# Set problem:
Using the listing below, report all lines holding the word "price".

# Data for the task:
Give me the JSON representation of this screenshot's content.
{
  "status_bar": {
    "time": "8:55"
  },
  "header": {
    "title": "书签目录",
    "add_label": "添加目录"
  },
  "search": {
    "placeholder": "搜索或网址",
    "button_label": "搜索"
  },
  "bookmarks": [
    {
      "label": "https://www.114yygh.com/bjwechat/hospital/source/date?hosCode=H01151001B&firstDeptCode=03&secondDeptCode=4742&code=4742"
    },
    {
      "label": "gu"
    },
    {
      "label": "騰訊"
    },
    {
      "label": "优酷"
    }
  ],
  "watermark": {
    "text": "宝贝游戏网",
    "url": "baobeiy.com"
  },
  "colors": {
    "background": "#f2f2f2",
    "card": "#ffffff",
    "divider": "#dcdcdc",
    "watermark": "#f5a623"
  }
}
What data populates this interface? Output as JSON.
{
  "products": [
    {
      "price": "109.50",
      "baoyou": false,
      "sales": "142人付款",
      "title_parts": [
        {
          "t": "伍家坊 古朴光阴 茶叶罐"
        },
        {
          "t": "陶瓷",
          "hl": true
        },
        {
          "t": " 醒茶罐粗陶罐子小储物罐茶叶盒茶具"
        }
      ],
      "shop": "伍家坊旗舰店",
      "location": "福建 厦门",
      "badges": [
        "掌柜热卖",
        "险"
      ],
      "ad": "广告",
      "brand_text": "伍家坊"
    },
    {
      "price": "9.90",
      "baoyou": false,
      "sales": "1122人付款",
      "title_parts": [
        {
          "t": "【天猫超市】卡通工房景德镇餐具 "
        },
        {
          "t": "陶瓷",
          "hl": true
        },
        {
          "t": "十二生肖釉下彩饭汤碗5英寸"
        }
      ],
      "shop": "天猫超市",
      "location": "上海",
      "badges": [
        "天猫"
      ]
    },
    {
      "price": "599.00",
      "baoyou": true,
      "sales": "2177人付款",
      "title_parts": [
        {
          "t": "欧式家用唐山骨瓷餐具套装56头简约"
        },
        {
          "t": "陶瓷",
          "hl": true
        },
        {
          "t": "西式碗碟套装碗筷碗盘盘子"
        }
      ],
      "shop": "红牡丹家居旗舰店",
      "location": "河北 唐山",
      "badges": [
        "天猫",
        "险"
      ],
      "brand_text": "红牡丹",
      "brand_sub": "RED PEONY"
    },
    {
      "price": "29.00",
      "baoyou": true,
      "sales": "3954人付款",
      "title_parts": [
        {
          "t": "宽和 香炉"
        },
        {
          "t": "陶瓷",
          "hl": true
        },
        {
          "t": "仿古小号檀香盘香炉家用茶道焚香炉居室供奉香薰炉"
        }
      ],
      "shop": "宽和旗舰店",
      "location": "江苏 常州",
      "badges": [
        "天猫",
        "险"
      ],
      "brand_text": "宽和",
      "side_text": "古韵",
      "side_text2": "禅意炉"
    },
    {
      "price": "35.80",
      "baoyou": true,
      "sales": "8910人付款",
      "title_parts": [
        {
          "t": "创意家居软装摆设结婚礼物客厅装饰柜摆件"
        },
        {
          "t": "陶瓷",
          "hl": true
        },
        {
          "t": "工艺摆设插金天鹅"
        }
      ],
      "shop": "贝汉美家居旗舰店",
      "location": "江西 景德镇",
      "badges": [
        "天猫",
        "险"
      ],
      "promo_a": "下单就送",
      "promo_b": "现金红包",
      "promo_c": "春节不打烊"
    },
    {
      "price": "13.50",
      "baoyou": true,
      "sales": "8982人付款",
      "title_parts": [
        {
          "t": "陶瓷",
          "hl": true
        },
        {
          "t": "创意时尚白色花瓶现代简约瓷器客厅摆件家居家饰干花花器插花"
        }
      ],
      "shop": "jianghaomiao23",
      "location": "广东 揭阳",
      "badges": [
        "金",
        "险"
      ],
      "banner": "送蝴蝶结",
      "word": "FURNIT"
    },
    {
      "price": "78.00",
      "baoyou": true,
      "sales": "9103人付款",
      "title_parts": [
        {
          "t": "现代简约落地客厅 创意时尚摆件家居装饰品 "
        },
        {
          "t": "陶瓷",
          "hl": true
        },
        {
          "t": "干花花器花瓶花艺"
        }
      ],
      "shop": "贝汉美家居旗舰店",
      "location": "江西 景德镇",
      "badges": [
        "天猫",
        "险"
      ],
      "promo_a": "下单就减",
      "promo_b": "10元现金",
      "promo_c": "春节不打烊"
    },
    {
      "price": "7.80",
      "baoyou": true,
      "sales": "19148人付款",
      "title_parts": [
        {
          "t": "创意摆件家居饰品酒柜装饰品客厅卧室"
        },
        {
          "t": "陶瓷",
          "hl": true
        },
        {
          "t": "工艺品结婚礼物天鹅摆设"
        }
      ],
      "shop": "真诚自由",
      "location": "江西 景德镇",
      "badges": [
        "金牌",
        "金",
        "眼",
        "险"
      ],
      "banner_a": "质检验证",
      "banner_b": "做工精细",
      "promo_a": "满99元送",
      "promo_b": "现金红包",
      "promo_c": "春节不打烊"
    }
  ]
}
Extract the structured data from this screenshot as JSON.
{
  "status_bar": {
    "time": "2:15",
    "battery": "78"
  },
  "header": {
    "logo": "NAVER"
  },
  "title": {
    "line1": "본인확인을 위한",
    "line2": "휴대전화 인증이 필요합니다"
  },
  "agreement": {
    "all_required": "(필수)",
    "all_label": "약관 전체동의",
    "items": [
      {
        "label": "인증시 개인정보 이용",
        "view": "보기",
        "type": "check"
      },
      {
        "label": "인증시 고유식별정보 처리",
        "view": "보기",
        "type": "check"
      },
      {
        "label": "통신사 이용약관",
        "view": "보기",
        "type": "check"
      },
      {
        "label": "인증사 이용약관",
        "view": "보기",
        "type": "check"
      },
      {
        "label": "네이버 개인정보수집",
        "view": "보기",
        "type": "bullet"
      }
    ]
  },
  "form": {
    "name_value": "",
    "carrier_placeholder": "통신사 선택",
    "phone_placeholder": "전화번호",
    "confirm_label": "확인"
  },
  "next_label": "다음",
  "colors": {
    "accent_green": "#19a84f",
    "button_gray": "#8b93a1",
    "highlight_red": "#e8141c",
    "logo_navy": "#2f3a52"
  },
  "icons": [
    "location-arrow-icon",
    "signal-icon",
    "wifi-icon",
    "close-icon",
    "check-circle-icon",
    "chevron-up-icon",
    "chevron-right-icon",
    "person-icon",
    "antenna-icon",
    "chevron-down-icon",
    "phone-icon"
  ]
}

# Full solution:
      "price": "109.50",
      "price": "9.90",
      "price": "599.00",
      "price": "29.00",
      "price": "35.80",
      "price": "13.50",
      "price": "78.00",
      "price": "7.80",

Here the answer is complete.